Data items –
────

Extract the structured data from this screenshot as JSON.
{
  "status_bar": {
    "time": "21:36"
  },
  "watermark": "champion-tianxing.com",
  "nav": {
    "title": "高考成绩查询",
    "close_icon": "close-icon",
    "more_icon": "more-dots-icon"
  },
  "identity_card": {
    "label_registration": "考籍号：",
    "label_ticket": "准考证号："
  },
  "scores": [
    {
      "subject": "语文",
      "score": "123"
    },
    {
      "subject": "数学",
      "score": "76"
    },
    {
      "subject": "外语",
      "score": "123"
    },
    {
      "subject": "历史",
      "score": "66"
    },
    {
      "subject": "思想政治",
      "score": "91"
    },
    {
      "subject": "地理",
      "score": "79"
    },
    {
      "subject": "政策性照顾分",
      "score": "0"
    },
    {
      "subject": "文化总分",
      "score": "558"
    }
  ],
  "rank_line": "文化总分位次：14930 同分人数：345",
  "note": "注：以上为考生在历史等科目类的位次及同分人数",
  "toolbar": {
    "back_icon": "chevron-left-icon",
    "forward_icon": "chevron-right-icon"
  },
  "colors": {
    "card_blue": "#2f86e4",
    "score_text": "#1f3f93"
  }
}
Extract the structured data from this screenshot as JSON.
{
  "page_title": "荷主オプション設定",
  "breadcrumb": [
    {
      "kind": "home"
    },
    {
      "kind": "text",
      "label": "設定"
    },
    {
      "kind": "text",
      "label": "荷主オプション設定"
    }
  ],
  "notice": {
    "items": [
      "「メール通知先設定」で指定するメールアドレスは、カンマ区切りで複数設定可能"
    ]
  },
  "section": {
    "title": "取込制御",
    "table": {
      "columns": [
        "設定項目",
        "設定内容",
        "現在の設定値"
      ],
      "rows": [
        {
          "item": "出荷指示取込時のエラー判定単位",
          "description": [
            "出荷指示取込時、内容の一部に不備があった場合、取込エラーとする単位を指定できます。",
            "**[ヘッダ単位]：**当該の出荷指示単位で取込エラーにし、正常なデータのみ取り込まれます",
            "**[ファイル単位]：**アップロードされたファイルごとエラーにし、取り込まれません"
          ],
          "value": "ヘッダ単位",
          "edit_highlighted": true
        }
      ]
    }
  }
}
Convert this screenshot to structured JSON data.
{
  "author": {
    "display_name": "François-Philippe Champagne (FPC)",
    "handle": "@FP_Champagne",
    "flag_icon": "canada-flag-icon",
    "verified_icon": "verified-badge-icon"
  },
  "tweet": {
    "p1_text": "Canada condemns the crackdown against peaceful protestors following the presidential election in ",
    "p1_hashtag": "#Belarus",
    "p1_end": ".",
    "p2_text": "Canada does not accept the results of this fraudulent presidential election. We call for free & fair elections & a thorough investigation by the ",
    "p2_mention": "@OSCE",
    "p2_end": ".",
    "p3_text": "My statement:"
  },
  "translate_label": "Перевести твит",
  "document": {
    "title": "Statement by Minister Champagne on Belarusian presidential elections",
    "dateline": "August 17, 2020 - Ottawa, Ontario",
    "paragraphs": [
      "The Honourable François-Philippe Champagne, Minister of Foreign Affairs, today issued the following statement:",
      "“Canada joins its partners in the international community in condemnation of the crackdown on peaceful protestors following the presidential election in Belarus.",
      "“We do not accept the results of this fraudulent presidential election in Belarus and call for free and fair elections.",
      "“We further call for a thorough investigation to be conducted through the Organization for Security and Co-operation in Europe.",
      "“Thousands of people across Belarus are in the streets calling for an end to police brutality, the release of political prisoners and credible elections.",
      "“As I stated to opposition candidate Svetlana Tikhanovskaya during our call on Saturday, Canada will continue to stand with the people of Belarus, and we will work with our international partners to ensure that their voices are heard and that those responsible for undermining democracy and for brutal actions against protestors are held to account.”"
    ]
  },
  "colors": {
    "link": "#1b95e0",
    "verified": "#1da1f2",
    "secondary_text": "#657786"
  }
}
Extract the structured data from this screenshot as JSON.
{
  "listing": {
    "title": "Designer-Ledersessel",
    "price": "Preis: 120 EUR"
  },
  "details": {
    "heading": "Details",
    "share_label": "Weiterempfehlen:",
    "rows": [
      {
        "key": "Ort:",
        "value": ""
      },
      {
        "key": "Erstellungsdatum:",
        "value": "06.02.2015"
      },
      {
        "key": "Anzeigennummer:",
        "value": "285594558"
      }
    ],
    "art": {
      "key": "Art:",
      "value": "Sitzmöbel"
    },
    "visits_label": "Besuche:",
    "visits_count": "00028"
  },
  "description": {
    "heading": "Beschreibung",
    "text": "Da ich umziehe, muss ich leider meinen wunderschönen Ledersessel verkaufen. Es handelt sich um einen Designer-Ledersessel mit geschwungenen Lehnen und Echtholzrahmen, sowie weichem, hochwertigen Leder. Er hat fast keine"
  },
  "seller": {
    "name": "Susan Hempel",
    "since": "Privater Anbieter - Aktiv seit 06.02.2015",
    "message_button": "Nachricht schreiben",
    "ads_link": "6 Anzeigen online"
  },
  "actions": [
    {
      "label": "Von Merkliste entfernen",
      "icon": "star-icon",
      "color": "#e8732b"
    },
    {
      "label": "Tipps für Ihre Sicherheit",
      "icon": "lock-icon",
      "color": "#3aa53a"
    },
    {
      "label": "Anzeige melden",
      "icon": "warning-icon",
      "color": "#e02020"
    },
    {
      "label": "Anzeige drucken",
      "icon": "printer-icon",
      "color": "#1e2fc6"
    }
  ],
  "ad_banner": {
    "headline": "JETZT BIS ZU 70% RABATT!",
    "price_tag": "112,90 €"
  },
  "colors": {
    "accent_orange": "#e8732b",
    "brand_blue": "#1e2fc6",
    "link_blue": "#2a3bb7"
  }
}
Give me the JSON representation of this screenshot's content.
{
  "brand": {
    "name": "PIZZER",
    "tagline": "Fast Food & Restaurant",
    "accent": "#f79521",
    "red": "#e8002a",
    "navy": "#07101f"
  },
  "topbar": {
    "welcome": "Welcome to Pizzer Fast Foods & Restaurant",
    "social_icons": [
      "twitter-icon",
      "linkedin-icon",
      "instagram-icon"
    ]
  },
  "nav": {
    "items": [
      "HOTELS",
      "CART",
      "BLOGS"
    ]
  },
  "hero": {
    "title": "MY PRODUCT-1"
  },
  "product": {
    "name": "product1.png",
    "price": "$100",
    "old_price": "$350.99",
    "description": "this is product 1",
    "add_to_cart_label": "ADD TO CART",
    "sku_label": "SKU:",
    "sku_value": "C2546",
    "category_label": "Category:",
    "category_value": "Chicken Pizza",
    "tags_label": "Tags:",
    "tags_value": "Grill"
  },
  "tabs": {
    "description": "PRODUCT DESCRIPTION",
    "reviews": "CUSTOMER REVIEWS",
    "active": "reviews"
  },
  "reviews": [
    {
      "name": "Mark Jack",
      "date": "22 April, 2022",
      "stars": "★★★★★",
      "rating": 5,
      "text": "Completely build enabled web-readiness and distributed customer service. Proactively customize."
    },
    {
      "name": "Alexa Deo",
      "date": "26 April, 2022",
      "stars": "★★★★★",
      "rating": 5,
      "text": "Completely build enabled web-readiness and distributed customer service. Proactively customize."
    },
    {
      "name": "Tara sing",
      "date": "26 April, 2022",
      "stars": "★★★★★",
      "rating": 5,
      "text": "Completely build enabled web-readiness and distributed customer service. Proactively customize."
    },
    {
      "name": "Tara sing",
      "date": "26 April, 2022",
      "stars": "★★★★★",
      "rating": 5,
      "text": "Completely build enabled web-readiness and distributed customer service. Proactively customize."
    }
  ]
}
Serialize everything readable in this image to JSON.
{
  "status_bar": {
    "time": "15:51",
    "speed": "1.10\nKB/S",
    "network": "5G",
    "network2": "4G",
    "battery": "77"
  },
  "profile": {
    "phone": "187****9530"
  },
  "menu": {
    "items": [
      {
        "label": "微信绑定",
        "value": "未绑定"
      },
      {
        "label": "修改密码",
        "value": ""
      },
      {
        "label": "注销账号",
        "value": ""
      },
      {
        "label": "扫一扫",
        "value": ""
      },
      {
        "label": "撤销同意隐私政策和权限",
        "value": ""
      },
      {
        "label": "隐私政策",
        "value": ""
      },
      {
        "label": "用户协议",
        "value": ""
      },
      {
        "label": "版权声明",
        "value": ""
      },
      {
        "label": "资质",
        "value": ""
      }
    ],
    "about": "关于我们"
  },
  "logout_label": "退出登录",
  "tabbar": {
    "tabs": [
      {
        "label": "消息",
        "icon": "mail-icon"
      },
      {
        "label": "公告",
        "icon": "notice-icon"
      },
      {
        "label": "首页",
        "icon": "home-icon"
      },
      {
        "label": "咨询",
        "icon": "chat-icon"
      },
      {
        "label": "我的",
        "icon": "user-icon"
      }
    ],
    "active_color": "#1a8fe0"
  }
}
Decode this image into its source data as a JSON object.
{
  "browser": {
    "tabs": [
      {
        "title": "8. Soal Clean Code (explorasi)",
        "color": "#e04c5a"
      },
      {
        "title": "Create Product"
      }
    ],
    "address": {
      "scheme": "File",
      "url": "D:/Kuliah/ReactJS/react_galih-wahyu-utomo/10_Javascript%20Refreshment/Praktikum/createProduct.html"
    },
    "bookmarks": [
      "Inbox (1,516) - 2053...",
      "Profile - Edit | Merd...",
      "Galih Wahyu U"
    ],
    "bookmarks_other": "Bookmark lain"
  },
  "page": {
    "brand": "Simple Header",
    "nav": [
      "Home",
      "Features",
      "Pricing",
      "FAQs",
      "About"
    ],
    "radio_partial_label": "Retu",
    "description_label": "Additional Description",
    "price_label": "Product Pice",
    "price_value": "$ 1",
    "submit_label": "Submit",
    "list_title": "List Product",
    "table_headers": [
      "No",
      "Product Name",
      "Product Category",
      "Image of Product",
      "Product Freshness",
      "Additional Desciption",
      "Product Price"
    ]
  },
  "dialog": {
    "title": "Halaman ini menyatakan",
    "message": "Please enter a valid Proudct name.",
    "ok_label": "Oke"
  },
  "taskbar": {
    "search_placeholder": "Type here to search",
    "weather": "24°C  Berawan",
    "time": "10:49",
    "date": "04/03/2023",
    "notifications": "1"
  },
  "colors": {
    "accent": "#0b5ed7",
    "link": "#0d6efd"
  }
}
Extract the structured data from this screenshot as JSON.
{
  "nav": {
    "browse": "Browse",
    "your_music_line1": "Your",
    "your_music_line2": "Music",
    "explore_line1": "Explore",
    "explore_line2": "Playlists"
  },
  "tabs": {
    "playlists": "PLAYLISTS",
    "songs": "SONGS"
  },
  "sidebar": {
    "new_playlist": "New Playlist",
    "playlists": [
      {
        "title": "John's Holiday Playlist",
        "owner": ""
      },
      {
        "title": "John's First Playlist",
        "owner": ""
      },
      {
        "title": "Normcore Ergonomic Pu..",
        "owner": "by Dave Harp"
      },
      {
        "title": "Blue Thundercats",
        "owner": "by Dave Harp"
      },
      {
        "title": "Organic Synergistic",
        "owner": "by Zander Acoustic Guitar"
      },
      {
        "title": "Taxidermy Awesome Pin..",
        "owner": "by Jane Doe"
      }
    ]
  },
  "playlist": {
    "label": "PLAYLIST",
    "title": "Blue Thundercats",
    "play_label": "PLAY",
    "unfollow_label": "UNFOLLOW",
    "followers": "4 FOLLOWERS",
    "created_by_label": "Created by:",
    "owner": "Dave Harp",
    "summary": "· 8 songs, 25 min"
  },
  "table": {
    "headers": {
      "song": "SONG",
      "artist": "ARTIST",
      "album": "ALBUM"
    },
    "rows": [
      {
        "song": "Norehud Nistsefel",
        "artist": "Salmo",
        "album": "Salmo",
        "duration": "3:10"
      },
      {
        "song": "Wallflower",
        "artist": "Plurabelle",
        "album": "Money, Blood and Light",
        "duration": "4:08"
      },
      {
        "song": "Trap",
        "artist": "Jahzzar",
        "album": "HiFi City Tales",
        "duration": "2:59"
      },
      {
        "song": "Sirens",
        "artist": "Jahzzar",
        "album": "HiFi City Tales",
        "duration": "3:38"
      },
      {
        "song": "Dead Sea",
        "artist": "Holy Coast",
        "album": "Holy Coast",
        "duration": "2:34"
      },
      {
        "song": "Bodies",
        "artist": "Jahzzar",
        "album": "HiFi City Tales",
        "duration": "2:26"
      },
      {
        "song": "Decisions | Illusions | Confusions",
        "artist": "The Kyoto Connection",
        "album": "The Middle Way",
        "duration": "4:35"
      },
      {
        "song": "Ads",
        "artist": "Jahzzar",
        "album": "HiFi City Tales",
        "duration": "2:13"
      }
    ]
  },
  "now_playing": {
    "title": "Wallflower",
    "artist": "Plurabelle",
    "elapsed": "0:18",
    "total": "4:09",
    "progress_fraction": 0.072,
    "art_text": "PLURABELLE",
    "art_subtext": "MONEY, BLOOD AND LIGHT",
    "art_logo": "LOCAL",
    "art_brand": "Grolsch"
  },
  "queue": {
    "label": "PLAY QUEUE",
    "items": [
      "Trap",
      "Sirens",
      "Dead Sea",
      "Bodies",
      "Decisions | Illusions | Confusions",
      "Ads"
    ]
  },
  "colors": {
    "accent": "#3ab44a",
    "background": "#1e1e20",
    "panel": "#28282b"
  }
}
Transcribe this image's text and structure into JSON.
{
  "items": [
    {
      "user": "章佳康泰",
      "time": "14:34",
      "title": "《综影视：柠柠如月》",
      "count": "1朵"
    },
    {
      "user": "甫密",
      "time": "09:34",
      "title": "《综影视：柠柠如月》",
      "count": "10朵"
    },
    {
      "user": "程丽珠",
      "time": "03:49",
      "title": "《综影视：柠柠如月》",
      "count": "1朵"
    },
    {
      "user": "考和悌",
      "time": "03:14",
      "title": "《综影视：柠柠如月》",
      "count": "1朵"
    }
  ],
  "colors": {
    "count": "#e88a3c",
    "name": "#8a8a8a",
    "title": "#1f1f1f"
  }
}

────

Search the lines for "subject". Copy each line that has it.

      "subject": "语文",
      "subject": "数学",
      "subject": "外语",
      "subject": "历史",
      "subject": "思想政治",
      "subject": "地理",
      "subject": "政策性照顾分",
      "subject": "文化总分",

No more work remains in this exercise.